Goal: Please reproduce verbatim the lines of the data between the line holding "Circle shape <box>190 342 195 347</box>" and the line holding "Circle shape <box>325 154 334 163</box>", inclusive.

[Begin]

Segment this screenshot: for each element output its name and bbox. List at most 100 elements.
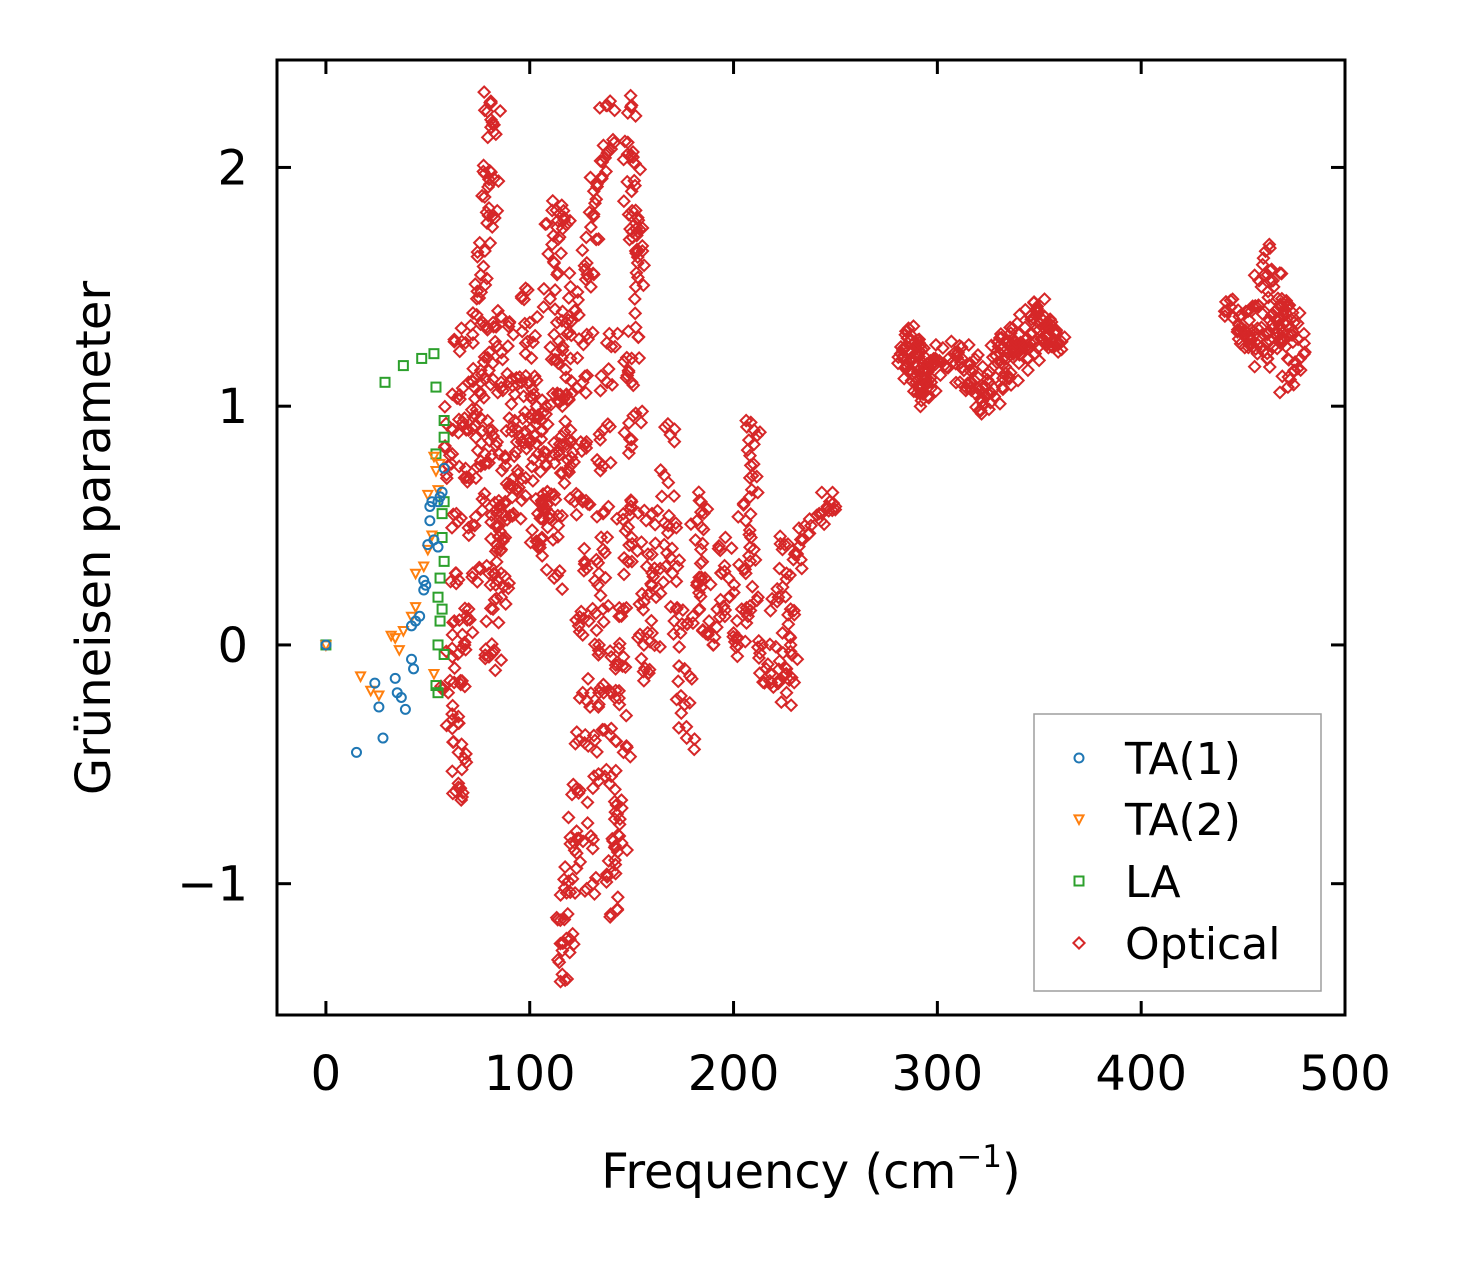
point-optical-150-band-1 — [768, 639, 783, 654]
point-optical-166 — [445, 721, 460, 736]
point-ta2-5 — [389, 633, 402, 645]
point-optical-218-band-3 — [507, 507, 522, 522]
point-optical-99-band-0 — [644, 547, 659, 562]
point-optical-36-band-3 — [600, 530, 615, 545]
point-optical-136-band-3 — [743, 415, 758, 430]
point-optical-53-band-3 — [569, 725, 584, 740]
point-optical-235-band-3 — [535, 493, 550, 508]
point-optical-265-band-3 — [904, 350, 919, 365]
point-optical-59-band-2 — [549, 910, 564, 925]
point-optical-101 — [636, 637, 651, 652]
point-optical-40-band-1 — [591, 697, 606, 712]
point-optical-304-band-3 — [1036, 308, 1051, 323]
point-ta2-16 — [427, 451, 441, 464]
point-optical-162-band-2 — [445, 698, 460, 713]
point-optical-4 — [481, 172, 497, 187]
point-optical-230-band-2 — [464, 373, 479, 388]
point-optical-327-band-0 — [1255, 257, 1270, 272]
point-optical-84-band-2 — [580, 368, 595, 383]
point-optical-191-band-2 — [498, 596, 513, 612]
point-optical-36-band-0 — [597, 545, 612, 560]
point-optical-291-band-2 — [998, 366, 1013, 381]
point-optical-171-band-2 — [451, 514, 466, 529]
point-optical-305 — [1219, 303, 1234, 318]
point-optical-202-band-0 — [530, 309, 545, 324]
point-optical-201 — [518, 346, 533, 361]
point-optical-115-band-3 — [671, 720, 686, 735]
point-la-16 — [438, 431, 450, 443]
point-optical-208-band-3 — [534, 424, 549, 439]
point-optical-100-band-3 — [632, 597, 647, 612]
point-optical-162-band-3 — [445, 707, 460, 722]
point-optical-79 — [583, 220, 598, 235]
point-ta2-13 — [421, 489, 434, 502]
point-optical-110-band-2 — [658, 559, 673, 574]
point-la-8 — [432, 687, 444, 699]
point-optical-332 — [1280, 380, 1295, 395]
point-ta1-26 — [438, 462, 450, 474]
point-optical-245-band-1 — [569, 507, 584, 522]
point-optical-179-band-2 — [483, 236, 498, 251]
point-optical-202-band-3 — [528, 328, 543, 343]
point-optical-43 — [583, 828, 598, 843]
point-optical-106-band-3 — [660, 525, 675, 541]
point-optical-30-band-0 — [618, 523, 633, 538]
point-optical-302-band-2 — [1017, 338, 1032, 353]
point-optical-3-band-3 — [486, 171, 501, 186]
point-optical-324-band-2 — [1260, 327, 1275, 342]
point-optical-170-band-1 — [449, 576, 464, 591]
point-optical-90-band-3 — [624, 554, 639, 569]
point-optical-41-band-1 — [581, 738, 596, 754]
point-optical-133-band-3 — [744, 482, 759, 497]
point-optical-2-band-0 — [488, 127, 503, 142]
point-optical-302-band-3 — [1028, 334, 1043, 349]
point-optical-223-band-3 — [495, 383, 510, 398]
point-optical-332-band-1 — [1281, 370, 1296, 385]
point-optical-334-band-3 — [1241, 304, 1256, 319]
point-optical-178-band-1 — [479, 271, 494, 286]
point-optical-138-band-3 — [743, 603, 758, 618]
point-optical-306-band-3 — [1231, 303, 1246, 318]
point-optical-150-band-3 — [782, 629, 797, 644]
point-optical-74-band-0 — [536, 299, 551, 315]
legend-label-ta2: TA(2) — [1124, 795, 1241, 846]
point-la-15 — [438, 415, 450, 427]
point-optical-124-band-3 — [718, 602, 733, 618]
point-optical-213-band-2 — [525, 523, 540, 538]
point-optical-286 — [1036, 332, 1051, 347]
point-optical-18-band-2 — [552, 206, 567, 221]
point-optical-22-band-1 — [630, 270, 645, 285]
point-optical-333-band-2 — [1233, 324, 1248, 339]
point-optical-303-band-2 — [1036, 320, 1051, 335]
point-optical-123-band-2 — [701, 625, 716, 640]
point-optical-22-band-0 — [629, 265, 644, 280]
point-optical-329-band-0 — [1270, 291, 1285, 306]
point-optical-267-band-0 — [944, 334, 959, 349]
point-optical-26-band-3 — [626, 378, 641, 393]
point-optical-233-band-2 — [464, 402, 479, 417]
point-optical-104-band-1 — [653, 586, 668, 601]
legend-label-optical: Optical — [1125, 919, 1280, 970]
point-optical-119-band-0 — [692, 493, 707, 508]
point-optical-262-band-3 — [921, 390, 936, 405]
point-optical-60-band-1 — [565, 926, 580, 941]
point-ta2-6 — [393, 645, 406, 657]
point-optical-114-band-1 — [669, 692, 684, 707]
point-la-6 — [430, 381, 442, 393]
point-optical-246-band-1 — [543, 511, 558, 526]
point-optical-113-band-3 — [684, 671, 699, 686]
point-optical-216-band-1 — [521, 431, 536, 446]
point-optical-14-band-2 — [545, 193, 560, 208]
point-la-19 — [436, 603, 448, 615]
point-optical-98-band-2 — [639, 513, 654, 528]
point-optical-80-band-0 — [586, 207, 601, 222]
point-optical-28-band-0 — [624, 439, 639, 454]
point-optical-74-band-3 — [548, 283, 563, 298]
point-optical-24-band-1 — [628, 306, 643, 321]
point-optical-116-band-3 — [691, 603, 707, 618]
point-optical-144-band-1 — [771, 676, 786, 691]
point-optical-45-band-1 — [610, 901, 625, 917]
point-optical-245-band-3 — [575, 493, 590, 508]
point-optical-24-band-0 — [621, 324, 636, 339]
point-optical-109-band-2 — [660, 416, 675, 431]
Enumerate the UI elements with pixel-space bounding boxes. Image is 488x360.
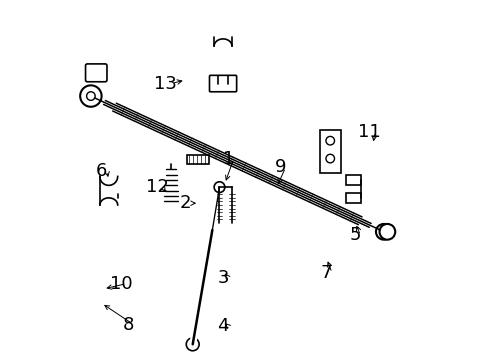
Circle shape <box>190 342 195 347</box>
Circle shape <box>380 229 386 235</box>
Text: 3: 3 <box>217 269 228 287</box>
Text: 9: 9 <box>274 158 285 176</box>
Circle shape <box>325 136 334 145</box>
Bar <box>346 193 360 203</box>
Text: 11: 11 <box>357 123 380 141</box>
Circle shape <box>379 224 394 240</box>
Bar <box>319 130 340 173</box>
Bar <box>346 175 360 185</box>
Text: 13: 13 <box>154 75 177 93</box>
Circle shape <box>375 224 391 240</box>
Text: 6: 6 <box>96 162 107 180</box>
Text: 7: 7 <box>320 264 332 282</box>
Text: 2: 2 <box>180 194 191 212</box>
Text: 5: 5 <box>349 226 360 244</box>
FancyBboxPatch shape <box>85 64 107 82</box>
Circle shape <box>186 338 199 351</box>
Circle shape <box>325 154 334 163</box>
Circle shape <box>80 85 102 107</box>
Text: 10: 10 <box>110 275 132 293</box>
Circle shape <box>86 92 95 100</box>
FancyBboxPatch shape <box>209 75 236 92</box>
Bar <box>187 155 208 164</box>
Text: 8: 8 <box>122 316 134 334</box>
Circle shape <box>214 182 224 193</box>
Text: 1: 1 <box>222 149 234 167</box>
Text: 4: 4 <box>217 318 228 336</box>
Text: 12: 12 <box>145 178 168 196</box>
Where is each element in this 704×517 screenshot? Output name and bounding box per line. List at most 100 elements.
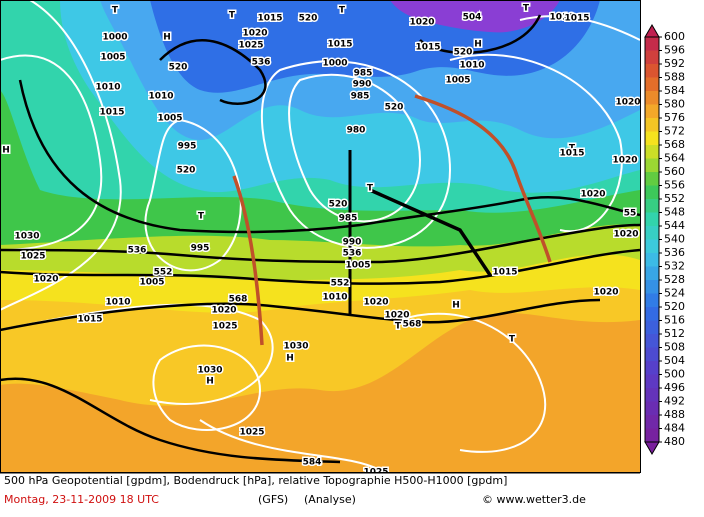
contour-label: 520 (299, 14, 318, 24)
contour-label: 1015 (327, 40, 352, 50)
contour-label: 536 (252, 58, 271, 68)
colorbar-label: 484 (664, 422, 685, 435)
colorbar-label: 596 (664, 44, 685, 57)
contour-label: 55 (624, 209, 637, 219)
colorbar-segment (645, 374, 659, 388)
contour-label: 1020 (242, 29, 267, 39)
colorbar-segment (645, 91, 659, 105)
colorbar-segment (645, 185, 659, 199)
contour-label: 1030 (283, 342, 308, 352)
contour-label: 536 (343, 249, 362, 259)
contour-label: 1015 (564, 14, 589, 24)
colorbar-label: 588 (664, 71, 685, 84)
contour-label: 1020 (580, 190, 605, 200)
fronts (232, 94, 552, 346)
colorbar-segment (645, 118, 659, 132)
colorbar-segment (645, 226, 659, 240)
contour-label: 1015 (77, 315, 102, 325)
contour-label: 995 (191, 244, 210, 254)
colorbar-label: 512 (664, 327, 685, 340)
contour-label: H (452, 301, 460, 311)
contour-label: 1025 (20, 252, 45, 262)
contour-label: 995 (178, 142, 197, 152)
colorbar-label: 580 (664, 98, 685, 111)
contour-label: T (339, 6, 346, 16)
colorbar-segment (645, 239, 659, 253)
contour-label: 1000 (322, 59, 347, 69)
contour-label: 504 (463, 13, 482, 23)
contour-label: 1000 (102, 33, 127, 43)
contour-label: T (569, 144, 576, 154)
footer-analysis: (Analyse) (304, 493, 356, 506)
colorbar-label: 552 (664, 192, 685, 205)
colorbar-segment (645, 334, 659, 348)
contour-label: 552 (154, 268, 173, 278)
colorbar-label: 556 (664, 179, 685, 192)
colorbar-label: 548 (664, 206, 685, 219)
contour-label: 1025 (238, 41, 263, 51)
contour-label: 584 (303, 458, 322, 468)
contour-label: 1010 (105, 298, 130, 308)
contour-label: 520 (329, 200, 348, 210)
colorbar-segment (645, 50, 659, 64)
colorbar-segment (645, 131, 659, 145)
colorbar-segment (645, 415, 659, 429)
colorbar-label: 528 (664, 273, 685, 286)
contour-label: 1025 (212, 322, 237, 332)
colorbar-label: 504 (664, 354, 685, 367)
colorbar-label: 520 (664, 300, 685, 313)
contour-label: H (206, 377, 214, 387)
colorbar-label: 592 (664, 57, 685, 70)
colorbar-segment (645, 64, 659, 78)
colorbar-label: 564 (664, 152, 685, 165)
geopotential-contours (0, 14, 640, 464)
contour-label: 1020 (612, 156, 637, 166)
footer-model: (GFS) (258, 493, 288, 506)
contour-label: T (509, 335, 516, 345)
colorbar: 6005965925885845805765725685645605565525… (644, 24, 685, 455)
colorbar-segment (645, 253, 659, 267)
contour-label: 990 (343, 238, 362, 248)
contour-label: 1020 (33, 275, 58, 285)
colorbar-segment (645, 320, 659, 334)
contour-label: 1030 (14, 232, 39, 242)
colorbar-label: 516 (664, 314, 685, 327)
footer-description: 500 hPa Geopotential [gpdm], Bodendruck … (4, 474, 507, 487)
colorbar-label: 540 (664, 233, 685, 246)
colorbar-label: 560 (664, 165, 685, 178)
colorbar-label: 568 (664, 138, 685, 151)
contour-label: 552 (331, 279, 350, 289)
contour-label: 1025 (239, 428, 264, 438)
contour-label: 1025 (363, 468, 388, 478)
contour-label: H (163, 33, 171, 43)
contour-label: 568 (403, 320, 422, 330)
colorbar-segment (645, 158, 659, 172)
contour-label: T (367, 184, 374, 194)
colorbar-label: 584 (664, 84, 685, 97)
contour-label: 520 (385, 103, 404, 113)
contour-label: 1005 (157, 114, 182, 124)
contour-label: 980 (347, 126, 366, 136)
contour-label: 568 (229, 295, 248, 305)
contour-label: 1015 (99, 108, 124, 118)
colorbar-segment (645, 199, 659, 213)
contour-label: 1015 (257, 14, 282, 24)
contour-label: 1005 (100, 53, 125, 63)
colorbar-segment (645, 401, 659, 415)
colorbar-segment (645, 104, 659, 118)
contour-label: 536 (128, 246, 147, 256)
colorbar-segment (645, 172, 659, 186)
colorbar-label: 500 (664, 368, 685, 381)
colorbar-label: 496 (664, 381, 685, 394)
colorbar-label: 600 (664, 30, 685, 43)
contour-label: 1015 (492, 268, 517, 278)
colorbar-segment (645, 77, 659, 91)
footer-date: Montag, 23-11-2009 18 UTC (4, 493, 159, 506)
contour-label: H (286, 354, 294, 364)
colorbar-label: 572 (664, 125, 685, 138)
contour-label: 1005 (445, 76, 470, 86)
contour-label: 520 (177, 166, 196, 176)
contour-label: 1030 (197, 366, 222, 376)
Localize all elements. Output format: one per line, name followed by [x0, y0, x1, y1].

[End]

Result of this exercise:
Circle shape <box>190 342 195 347</box>
Circle shape <box>380 229 386 235</box>
Text: 3: 3 <box>217 269 228 287</box>
Text: 9: 9 <box>274 158 285 176</box>
Circle shape <box>325 136 334 145</box>
Bar <box>346 193 360 203</box>
Text: 11: 11 <box>357 123 380 141</box>
Circle shape <box>379 224 394 240</box>
Bar <box>319 130 340 173</box>
Bar <box>346 175 360 185</box>
Text: 13: 13 <box>154 75 177 93</box>
Circle shape <box>375 224 391 240</box>
Text: 6: 6 <box>96 162 107 180</box>
Text: 7: 7 <box>320 264 332 282</box>
Text: 2: 2 <box>180 194 191 212</box>
Text: 5: 5 <box>349 226 360 244</box>
FancyBboxPatch shape <box>85 64 107 82</box>
Circle shape <box>186 338 199 351</box>
Circle shape <box>325 154 334 163</box>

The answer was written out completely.